WORK INSTRUCTIONS:
Each entry in the listing below should be restated word for word.

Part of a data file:
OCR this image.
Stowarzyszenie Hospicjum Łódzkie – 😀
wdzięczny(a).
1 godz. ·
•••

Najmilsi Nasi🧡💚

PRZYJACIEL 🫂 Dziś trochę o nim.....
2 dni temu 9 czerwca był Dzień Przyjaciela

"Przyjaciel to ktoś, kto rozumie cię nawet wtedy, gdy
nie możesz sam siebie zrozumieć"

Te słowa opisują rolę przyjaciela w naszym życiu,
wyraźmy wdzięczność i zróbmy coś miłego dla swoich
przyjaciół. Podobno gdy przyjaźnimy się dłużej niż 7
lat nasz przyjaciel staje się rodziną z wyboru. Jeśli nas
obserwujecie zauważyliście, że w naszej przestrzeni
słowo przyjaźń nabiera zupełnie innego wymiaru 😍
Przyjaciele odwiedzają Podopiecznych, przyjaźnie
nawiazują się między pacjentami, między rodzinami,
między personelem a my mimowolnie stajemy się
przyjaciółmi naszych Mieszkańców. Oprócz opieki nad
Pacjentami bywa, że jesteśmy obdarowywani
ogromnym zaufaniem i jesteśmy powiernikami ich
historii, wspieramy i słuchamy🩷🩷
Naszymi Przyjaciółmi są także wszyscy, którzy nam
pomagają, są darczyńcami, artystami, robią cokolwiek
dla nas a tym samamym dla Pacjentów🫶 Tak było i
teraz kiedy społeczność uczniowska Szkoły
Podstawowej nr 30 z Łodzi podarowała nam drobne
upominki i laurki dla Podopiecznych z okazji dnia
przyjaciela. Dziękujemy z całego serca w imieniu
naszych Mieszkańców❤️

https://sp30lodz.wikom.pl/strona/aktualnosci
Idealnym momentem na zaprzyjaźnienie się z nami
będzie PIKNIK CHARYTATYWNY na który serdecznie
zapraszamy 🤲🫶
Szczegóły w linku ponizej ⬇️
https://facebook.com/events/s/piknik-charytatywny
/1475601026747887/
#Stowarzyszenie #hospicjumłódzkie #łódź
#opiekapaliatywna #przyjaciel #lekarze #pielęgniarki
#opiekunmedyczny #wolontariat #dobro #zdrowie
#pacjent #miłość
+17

ANSWER TO THE EXERCISE:
OCR this image.
Stowarzyszenie Hospicjum Łódzkie – 😀
wdzięczny(a).
1 godz. ·
•••

Najmilsi Nasi🧡💚

PRZYJACIEL 🫂 Dziś trochę o nim.....
2 dni temu 9 czerwca był Dzień Przyjaciela

"Przyjaciel to ktoś, kto rozumie cię nawet wtedy, gdy
nie możesz sam siebie zrozumieć"

Te słowa opisują rolę przyjaciela w naszym życiu,
wyraźmy wdzięczność i zróbmy coś miłego dla swoich
przyjaciół. Podobno gdy przyjaźnimy się dłużej niż 7
lat nasz przyjaciel staje się rodziną z wyboru. Jeśli nas
obserwujecie zauważyliście, że w naszej przestrzeni
słowo przyjaźń nabiera zupełnie innego wymiaru 😍
Przyjaciele odwiedzają Podopiecznych, przyjaźnie
nawiazują się między pacjentami, między rodzinami,
między personelem a my mimowolnie stajemy się
przyjaciółmi naszych Mieszkańców. Oprócz opieki nad
Pacjentami bywa, że jesteśmy obdarowywani
ogromnym zaufaniem i jesteśmy powiernikami ich
historii, wspieramy i słuchamy🩷🩷
Naszymi Przyjaciółmi są także wszyscy, którzy nam
pomagają, są darczyńcami, artystami, robią cokolwiek
dla nas a tym samamym dla Pacjentów🫶 Tak było i
teraz kiedy społeczność uczniowska Szkoły
Podstawowej nr 30 z Łodzi podarowała nam drobne
upominki i laurki dla Podopiecznych z okazji dnia
przyjaciela. Dziękujemy z całego serca w imieniu
naszych Mieszkańców❤️

https://sp30lodz.wikom.pl/strona/aktualnosci
Idealnym momentem na zaprzyjaźnienie się z nami
będzie PIKNIK CHARYTATYWNY na który serdecznie
zapraszamy 🤲🫶
Szczegóły w linku ponizej ⬇️
https://facebook.com/events/s/piknik-charytatywny
/1475601026747887/
#Stowarzyszenie #hospicjumłódzkie #łódź
#opiekapaliatywna #przyjaciel #lekarze #pielęgniarki
#opiekunmedyczny #wolontariat #dobro #zdrowie
#pacjent #miłość
+17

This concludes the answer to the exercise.